## TASK
Search the records for the word "from" and pick out every line that has it.

** begin ROWS **

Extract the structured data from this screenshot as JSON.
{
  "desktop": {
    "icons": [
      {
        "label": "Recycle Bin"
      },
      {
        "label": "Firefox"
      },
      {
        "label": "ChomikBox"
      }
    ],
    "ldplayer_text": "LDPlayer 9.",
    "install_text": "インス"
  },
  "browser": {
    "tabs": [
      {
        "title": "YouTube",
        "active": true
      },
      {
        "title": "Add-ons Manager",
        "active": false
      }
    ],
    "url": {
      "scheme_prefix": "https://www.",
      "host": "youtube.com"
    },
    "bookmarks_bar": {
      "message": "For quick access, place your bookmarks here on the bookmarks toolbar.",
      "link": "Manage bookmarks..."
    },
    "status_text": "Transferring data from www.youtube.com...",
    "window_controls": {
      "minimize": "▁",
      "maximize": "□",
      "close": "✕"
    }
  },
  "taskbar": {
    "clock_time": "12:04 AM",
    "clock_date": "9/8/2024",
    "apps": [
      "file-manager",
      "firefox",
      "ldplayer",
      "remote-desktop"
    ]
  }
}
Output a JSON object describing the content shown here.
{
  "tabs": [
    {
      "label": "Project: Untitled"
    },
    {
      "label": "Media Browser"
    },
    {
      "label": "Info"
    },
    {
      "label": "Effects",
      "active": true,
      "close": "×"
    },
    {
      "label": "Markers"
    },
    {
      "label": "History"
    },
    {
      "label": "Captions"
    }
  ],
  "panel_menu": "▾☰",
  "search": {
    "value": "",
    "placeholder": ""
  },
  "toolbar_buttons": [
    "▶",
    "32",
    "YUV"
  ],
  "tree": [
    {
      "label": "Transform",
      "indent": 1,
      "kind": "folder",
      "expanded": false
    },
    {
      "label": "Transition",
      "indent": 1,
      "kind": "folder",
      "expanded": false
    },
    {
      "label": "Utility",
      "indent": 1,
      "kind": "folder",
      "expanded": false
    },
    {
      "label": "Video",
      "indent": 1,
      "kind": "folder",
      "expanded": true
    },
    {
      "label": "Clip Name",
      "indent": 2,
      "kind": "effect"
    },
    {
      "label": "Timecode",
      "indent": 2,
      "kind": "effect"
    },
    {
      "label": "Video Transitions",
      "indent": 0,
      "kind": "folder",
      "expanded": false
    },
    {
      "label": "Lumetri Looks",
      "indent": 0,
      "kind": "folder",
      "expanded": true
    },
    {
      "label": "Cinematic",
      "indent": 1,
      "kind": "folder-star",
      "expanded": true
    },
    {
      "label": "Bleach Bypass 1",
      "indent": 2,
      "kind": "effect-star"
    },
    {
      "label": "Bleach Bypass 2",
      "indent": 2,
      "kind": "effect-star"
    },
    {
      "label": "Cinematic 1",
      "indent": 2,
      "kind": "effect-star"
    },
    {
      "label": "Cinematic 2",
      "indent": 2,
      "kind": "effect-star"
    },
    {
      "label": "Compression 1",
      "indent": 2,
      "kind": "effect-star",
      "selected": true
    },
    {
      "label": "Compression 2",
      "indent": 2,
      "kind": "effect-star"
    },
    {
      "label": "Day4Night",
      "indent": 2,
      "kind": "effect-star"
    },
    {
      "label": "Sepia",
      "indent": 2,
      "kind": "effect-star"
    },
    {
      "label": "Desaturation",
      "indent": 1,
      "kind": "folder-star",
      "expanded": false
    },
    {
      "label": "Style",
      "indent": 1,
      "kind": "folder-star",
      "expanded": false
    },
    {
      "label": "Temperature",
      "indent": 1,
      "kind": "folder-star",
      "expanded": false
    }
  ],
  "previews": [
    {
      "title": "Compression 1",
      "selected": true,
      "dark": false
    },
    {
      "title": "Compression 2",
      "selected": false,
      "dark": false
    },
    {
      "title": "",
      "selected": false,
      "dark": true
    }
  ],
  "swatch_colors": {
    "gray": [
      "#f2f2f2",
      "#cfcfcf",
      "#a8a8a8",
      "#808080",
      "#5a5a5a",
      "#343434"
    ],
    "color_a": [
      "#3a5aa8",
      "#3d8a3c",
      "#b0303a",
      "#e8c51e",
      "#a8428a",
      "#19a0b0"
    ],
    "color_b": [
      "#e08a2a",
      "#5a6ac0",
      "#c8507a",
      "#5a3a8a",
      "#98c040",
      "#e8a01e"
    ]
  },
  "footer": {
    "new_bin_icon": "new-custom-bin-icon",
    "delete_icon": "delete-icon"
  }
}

** end ROWS **

## EXPECTED ANSWER
Extract the structured data from this screenshot as JSON.
    "status_text": "Transferring data from www.youtube.com...",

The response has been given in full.